## PROVIDED MATERIAL
--- Start ---

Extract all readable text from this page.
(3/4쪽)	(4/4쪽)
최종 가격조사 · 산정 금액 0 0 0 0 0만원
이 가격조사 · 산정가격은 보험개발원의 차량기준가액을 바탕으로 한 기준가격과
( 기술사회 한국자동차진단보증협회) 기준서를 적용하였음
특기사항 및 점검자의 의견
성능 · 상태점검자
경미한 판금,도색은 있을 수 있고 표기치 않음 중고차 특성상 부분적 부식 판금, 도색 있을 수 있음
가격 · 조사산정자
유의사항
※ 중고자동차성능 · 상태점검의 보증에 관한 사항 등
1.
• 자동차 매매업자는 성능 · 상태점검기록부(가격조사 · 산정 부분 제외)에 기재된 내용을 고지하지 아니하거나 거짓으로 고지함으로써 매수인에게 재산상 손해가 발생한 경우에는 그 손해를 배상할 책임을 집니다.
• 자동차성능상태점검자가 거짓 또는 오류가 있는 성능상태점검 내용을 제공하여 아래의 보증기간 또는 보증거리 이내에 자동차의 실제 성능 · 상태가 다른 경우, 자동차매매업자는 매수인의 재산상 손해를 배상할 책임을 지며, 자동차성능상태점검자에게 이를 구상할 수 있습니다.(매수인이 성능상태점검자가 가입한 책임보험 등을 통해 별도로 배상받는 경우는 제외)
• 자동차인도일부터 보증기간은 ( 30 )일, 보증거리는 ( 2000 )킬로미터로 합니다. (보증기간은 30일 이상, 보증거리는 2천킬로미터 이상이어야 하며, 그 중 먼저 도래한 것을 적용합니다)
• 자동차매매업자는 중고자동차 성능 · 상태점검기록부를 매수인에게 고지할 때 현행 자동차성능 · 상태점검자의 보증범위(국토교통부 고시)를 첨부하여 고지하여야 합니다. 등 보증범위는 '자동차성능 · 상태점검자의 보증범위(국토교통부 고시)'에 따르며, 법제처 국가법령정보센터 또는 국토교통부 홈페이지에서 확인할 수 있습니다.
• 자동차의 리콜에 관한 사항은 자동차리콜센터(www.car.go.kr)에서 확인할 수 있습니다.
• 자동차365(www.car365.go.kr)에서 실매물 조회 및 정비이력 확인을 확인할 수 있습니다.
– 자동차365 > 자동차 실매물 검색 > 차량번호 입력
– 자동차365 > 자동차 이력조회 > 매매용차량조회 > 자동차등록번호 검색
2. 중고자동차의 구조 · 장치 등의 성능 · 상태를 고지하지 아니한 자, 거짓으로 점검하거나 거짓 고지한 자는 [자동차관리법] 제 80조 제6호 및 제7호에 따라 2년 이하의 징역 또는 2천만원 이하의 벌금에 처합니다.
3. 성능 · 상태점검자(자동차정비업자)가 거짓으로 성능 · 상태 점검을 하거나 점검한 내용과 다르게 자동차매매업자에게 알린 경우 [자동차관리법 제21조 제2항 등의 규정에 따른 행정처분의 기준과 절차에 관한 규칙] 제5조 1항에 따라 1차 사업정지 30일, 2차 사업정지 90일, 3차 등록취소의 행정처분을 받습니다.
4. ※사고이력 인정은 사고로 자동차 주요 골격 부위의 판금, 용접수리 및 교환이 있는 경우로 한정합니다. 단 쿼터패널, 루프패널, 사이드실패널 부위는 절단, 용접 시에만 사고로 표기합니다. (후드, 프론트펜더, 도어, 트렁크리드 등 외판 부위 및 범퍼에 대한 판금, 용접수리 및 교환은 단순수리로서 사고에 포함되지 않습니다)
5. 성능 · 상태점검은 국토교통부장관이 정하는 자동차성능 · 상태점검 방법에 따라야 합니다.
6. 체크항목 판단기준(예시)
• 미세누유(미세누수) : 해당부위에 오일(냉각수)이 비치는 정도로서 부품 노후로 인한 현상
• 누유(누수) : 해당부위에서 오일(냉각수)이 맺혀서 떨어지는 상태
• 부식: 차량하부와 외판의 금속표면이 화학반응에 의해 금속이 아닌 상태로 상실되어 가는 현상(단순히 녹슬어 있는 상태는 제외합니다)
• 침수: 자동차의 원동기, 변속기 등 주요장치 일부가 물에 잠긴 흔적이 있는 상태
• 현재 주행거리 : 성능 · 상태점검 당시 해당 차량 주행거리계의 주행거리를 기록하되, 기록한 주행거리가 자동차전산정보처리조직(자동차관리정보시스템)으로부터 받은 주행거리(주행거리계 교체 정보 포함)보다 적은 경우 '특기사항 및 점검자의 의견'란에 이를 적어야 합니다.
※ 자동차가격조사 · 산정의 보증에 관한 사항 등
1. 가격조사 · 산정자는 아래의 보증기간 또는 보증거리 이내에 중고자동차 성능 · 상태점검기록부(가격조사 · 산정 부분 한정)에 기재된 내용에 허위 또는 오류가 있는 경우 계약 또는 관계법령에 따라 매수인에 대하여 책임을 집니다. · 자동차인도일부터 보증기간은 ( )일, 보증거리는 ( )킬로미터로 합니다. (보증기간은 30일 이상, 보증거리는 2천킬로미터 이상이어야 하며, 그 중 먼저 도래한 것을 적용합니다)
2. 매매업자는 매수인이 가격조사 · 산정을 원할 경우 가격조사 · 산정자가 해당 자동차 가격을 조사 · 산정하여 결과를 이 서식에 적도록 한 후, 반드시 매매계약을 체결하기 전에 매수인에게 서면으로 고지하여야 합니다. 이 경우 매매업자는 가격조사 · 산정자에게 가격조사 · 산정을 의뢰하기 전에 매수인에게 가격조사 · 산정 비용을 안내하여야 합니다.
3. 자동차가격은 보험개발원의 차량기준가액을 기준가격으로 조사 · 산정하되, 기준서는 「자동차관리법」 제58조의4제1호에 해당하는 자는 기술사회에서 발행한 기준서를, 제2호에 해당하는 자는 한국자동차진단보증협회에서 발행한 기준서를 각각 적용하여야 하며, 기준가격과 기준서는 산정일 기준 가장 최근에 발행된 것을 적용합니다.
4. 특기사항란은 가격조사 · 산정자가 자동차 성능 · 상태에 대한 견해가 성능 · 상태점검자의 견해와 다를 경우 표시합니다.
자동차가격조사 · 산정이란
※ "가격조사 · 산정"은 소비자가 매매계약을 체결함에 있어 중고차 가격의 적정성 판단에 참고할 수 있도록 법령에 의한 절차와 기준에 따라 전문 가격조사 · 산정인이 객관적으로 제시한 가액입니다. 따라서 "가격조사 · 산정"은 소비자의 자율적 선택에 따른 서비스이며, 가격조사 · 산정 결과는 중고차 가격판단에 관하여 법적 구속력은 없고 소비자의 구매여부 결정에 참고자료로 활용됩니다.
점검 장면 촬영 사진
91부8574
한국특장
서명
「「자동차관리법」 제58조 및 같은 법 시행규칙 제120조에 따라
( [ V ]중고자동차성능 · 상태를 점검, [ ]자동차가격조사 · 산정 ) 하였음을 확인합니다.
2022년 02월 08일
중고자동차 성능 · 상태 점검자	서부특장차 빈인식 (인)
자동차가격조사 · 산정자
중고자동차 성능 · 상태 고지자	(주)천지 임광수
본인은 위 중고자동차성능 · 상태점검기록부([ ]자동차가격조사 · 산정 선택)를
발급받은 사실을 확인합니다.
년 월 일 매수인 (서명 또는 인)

--- End ---

## WORK REQUIRED
Using the listing above, retype each line exactly.

## EXERCISE SOLUTION
Extract all readable text from this page.
(3/4쪽)	(4/4쪽)
최종 가격조사 · 산정 금액 0 0 0 0 0만원
이 가격조사 · 산정가격은 보험개발원의 차량기준가액을 바탕으로 한 기준가격과
( 기술사회 한국자동차진단보증협회) 기준서를 적용하였음
특기사항 및 점검자의 의견
성능 · 상태점검자
경미한 판금,도색은 있을 수 있고 표기치 않음 중고차 특성상 부분적 부식 판금, 도색 있을 수 있음
가격 · 조사산정자
유의사항
※ 중고자동차성능 · 상태점검의 보증에 관한 사항 등
1.
• 자동차 매매업자는 성능 · 상태점검기록부(가격조사 · 산정 부분 제외)에 기재된 내용을 고지하지 아니하거나 거짓으로 고지함으로써 매수인에게 재산상 손해가 발생한 경우에는 그 손해를 배상할 책임을 집니다.
• 자동차성능상태점검자가 거짓 또는 오류가 있는 성능상태점검 내용을 제공하여 아래의 보증기간 또는 보증거리 이내에 자동차의 실제 성능 · 상태가 다른 경우, 자동차매매업자는 매수인의 재산상 손해를 배상할 책임을 지며, 자동차성능상태점검자에게 이를 구상할 수 있습니다.(매수인이 성능상태점검자가 가입한 책임보험 등을 통해 별도로 배상받는 경우는 제외)
• 자동차인도일부터 보증기간은 ( 30 )일, 보증거리는 ( 2000 )킬로미터로 합니다. (보증기간은 30일 이상, 보증거리는 2천킬로미터 이상이어야 하며, 그 중 먼저 도래한 것을 적용합니다)
• 자동차매매업자는 중고자동차 성능 · 상태점검기록부를 매수인에게 고지할 때 현행 자동차성능 · 상태점검자의 보증범위(국토교통부 고시)를 첨부하여 고지하여야 합니다. 등 보증범위는 '자동차성능 · 상태점검자의 보증범위(국토교통부 고시)'에 따르며, 법제처 국가법령정보센터 또는 국토교통부 홈페이지에서 확인할 수 있습니다.
• 자동차의 리콜에 관한 사항은 자동차리콜센터(www.car.go.kr)에서 확인할 수 있습니다.
• 자동차365(www.car365.go.kr)에서 실매물 조회 및 정비이력 확인을 확인할 수 있습니다.
– 자동차365 > 자동차 실매물 검색 > 차량번호 입력
– 자동차365 > 자동차 이력조회 > 매매용차량조회 > 자동차등록번호 검색
2. 중고자동차의 구조 · 장치 등의 성능 · 상태를 고지하지 아니한 자, 거짓으로 점검하거나 거짓 고지한 자는 [자동차관리법] 제 80조 제6호 및 제7호에 따라 2년 이하의 징역 또는 2천만원 이하의 벌금에 처합니다.
3. 성능 · 상태점검자(자동차정비업자)가 거짓으로 성능 · 상태 점검을 하거나 점검한 내용과 다르게 자동차매매업자에게 알린 경우 [자동차관리법 제21조 제2항 등의 규정에 따른 행정처분의 기준과 절차에 관한 규칙] 제5조 1항에 따라 1차 사업정지 30일, 2차 사업정지 90일, 3차 등록취소의 행정처분을 받습니다.
4. ※사고이력 인정은 사고로 자동차 주요 골격 부위의 판금, 용접수리 및 교환이 있는 경우로 한정합니다. 단 쿼터패널, 루프패널, 사이드실패널 부위는 절단, 용접 시에만 사고로 표기합니다. (후드, 프론트펜더, 도어, 트렁크리드 등 외판 부위 및 범퍼에 대한 판금, 용접수리 및 교환은 단순수리로서 사고에 포함되지 않습니다)
5. 성능 · 상태점검은 국토교통부장관이 정하는 자동차성능 · 상태점검 방법에 따라야 합니다.
6. 체크항목 판단기준(예시)
• 미세누유(미세누수) : 해당부위에 오일(냉각수)이 비치는 정도로서 부품 노후로 인한 현상
• 누유(누수) : 해당부위에서 오일(냉각수)이 맺혀서 떨어지는 상태
• 부식: 차량하부와 외판의 금속표면이 화학반응에 의해 금속이 아닌 상태로 상실되어 가는 현상(단순히 녹슬어 있는 상태는 제외합니다)
• 침수: 자동차의 원동기, 변속기 등 주요장치 일부가 물에 잠긴 흔적이 있는 상태
• 현재 주행거리 : 성능 · 상태점검 당시 해당 차량 주행거리계의 주행거리를 기록하되, 기록한 주행거리가 자동차전산정보처리조직(자동차관리정보시스템)으로부터 받은 주행거리(주행거리계 교체 정보 포함)보다 적은 경우 '특기사항 및 점검자의 의견'란에 이를 적어야 합니다.
※ 자동차가격조사 · 산정의 보증에 관한 사항 등
1. 가격조사 · 산정자는 아래의 보증기간 또는 보증거리 이내에 중고자동차 성능 · 상태점검기록부(가격조사 · 산정 부분 한정)에 기재된 내용에 허위 또는 오류가 있는 경우 계약 또는 관계법령에 따라 매수인에 대하여 책임을 집니다. · 자동차인도일부터 보증기간은 ( )일, 보증거리는 ( )킬로미터로 합니다. (보증기간은 30일 이상, 보증거리는 2천킬로미터 이상이어야 하며, 그 중 먼저 도래한 것을 적용합니다)
2. 매매업자는 매수인이 가격조사 · 산정을 원할 경우 가격조사 · 산정자가 해당 자동차 가격을 조사 · 산정하여 결과를 이 서식에 적도록 한 후, 반드시 매매계약을 체결하기 전에 매수인에게 서면으로 고지하여야 합니다. 이 경우 매매업자는 가격조사 · 산정자에게 가격조사 · 산정을 의뢰하기 전에 매수인에게 가격조사 · 산정 비용을 안내하여야 합니다.
3. 자동차가격은 보험개발원의 차량기준가액을 기준가격으로 조사 · 산정하되, 기준서는 「자동차관리법」 제58조의4제1호에 해당하는 자는 기술사회에서 발행한 기준서를, 제2호에 해당하는 자는 한국자동차진단보증협회에서 발행한 기준서를 각각 적용하여야 하며, 기준가격과 기준서는 산정일 기준 가장 최근에 발행된 것을 적용합니다.
4. 특기사항란은 가격조사 · 산정자가 자동차 성능 · 상태에 대한 견해가 성능 · 상태점검자의 견해와 다를 경우 표시합니다.
자동차가격조사 · 산정이란
※ "가격조사 · 산정"은 소비자가 매매계약을 체결함에 있어 중고차 가격의 적정성 판단에 참고할 수 있도록 법령에 의한 절차와 기준에 따라 전문 가격조사 · 산정인이 객관적으로 제시한 가액입니다. 따라서 "가격조사 · 산정"은 소비자의 자율적 선택에 따른 서비스이며, 가격조사 · 산정 결과는 중고차 가격판단에 관하여 법적 구속력은 없고 소비자의 구매여부 결정에 참고자료로 활용됩니다.
점검 장면 촬영 사진
91부8574
한국특장
서명
「「자동차관리법」 제58조 및 같은 법 시행규칙 제120조에 따라
( [ V ]중고자동차성능 · 상태를 점검, [ ]자동차가격조사 · 산정 ) 하였음을 확인합니다.
2022년 02월 08일
중고자동차 성능 · 상태 점검자	서부특장차 빈인식 (인)
자동차가격조사 · 산정자
중고자동차 성능 · 상태 고지자	(주)천지 임광수
본인은 위 중고자동차성능 · 상태점검기록부([ ]자동차가격조사 · 산정 선택)를
발급받은 사실을 확인합니다.
년 월 일 매수인 (서명 또는 인)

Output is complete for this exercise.